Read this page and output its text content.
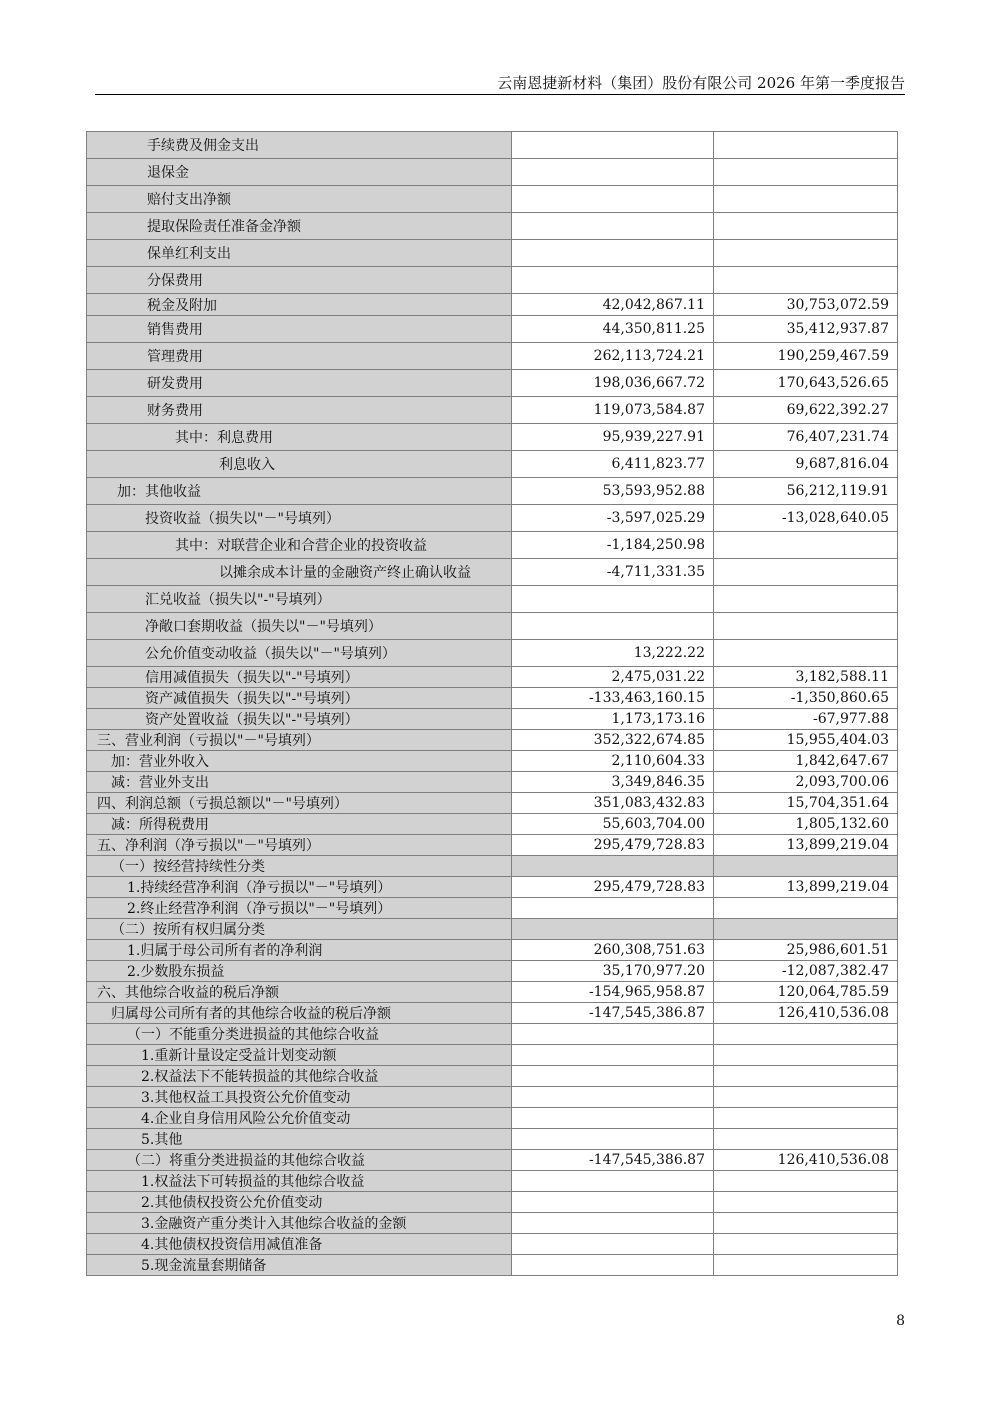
云南恩捷新材料（集团）股份有限公司 2026 年第一季度报告
手续费及佣金支出		
退保金		
赔付支出净额		
提取保险责任准备金净额		
保单红利支出		
分保费用		
税金及附加	42,042,867.11	30,753,072.59
销售费用	44,350,811.25	35,412,937.87
管理费用	262,113,724.21	190,259,467.59
研发费用	198,036,667.72	170,643,526.65
财务费用	119,073,584.87	69,622,392.27
其中：利息费用	95,939,227.91	76,407,231.74
利息收入	6,411,823.77	9,687,816.04
加：其他收益	53,593,952.88	56,212,119.91
投资收益（损失以"－"号填列）	-3,597,025.29	-13,028,640.05
其中：对联营企业和合营企业的投资收益	-1,184,250.98	
以摊余成本计量的金融资产终止确认收益	-4,711,331.35	
汇兑收益（损失以"-"号填列）		
净敞口套期收益（损失以"－"号填列）		
公允价值变动收益（损失以"－"号填列）	13,222.22	
信用减值损失（损失以"-"号填列）	2,475,031.22	3,182,588.11
资产减值损失（损失以"-"号填列）	-133,463,160.15	-1,350,860.65
资产处置收益（损失以"-"号填列）	1,173,173.16	-67,977.88
三、营业利润（亏损以"－"号填列）	352,322,674.85	15,955,404.03
加：营业外收入	2,110,604.33	1,842,647.67
减：营业外支出	3,349,846.35	2,093,700.06
四、利润总额（亏损总额以"－"号填列）	351,083,432.83	15,704,351.64
减：所得税费用	55,603,704.00	1,805,132.60
五、净利润（净亏损以"－"号填列）	295,479,728.83	13,899,219.04
（一）按经营持续性分类		
1.持续经营净利润（净亏损以"－"号填列）	295,479,728.83	13,899,219.04
2.终止经营净利润（净亏损以"－"号填列）		
（二）按所有权归属分类		
1.归属于母公司所有者的净利润	260,308,751.63	25,986,601.51
2.少数股东损益	35,170,977.20	-12,087,382.47
六、其他综合收益的税后净额	-154,965,958.87	120,064,785.59
归属母公司所有者的其他综合收益的税后净额	-147,545,386.87	126,410,536.08
（一）不能重分类进损益的其他综合收益		
1.重新计量设定受益计划变动额		
2.权益法下不能转损益的其他综合收益		
3.其他权益工具投资公允价值变动		
4.企业自身信用风险公允价值变动		
5.其他		
（二）将重分类进损益的其他综合收益	-147,545,386.87	126,410,536.08
1.权益法下可转损益的其他综合收益		
2.其他债权投资公允价值变动		
3.金融资产重分类计入其他综合收益的金额		
4.其他债权投资信用减值准备		
5.现金流量套期储备		
8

:::

TASK
From the listing, tally every line with the word "净亏损以" in it and give only the tally.

FINISHED ANSWER
3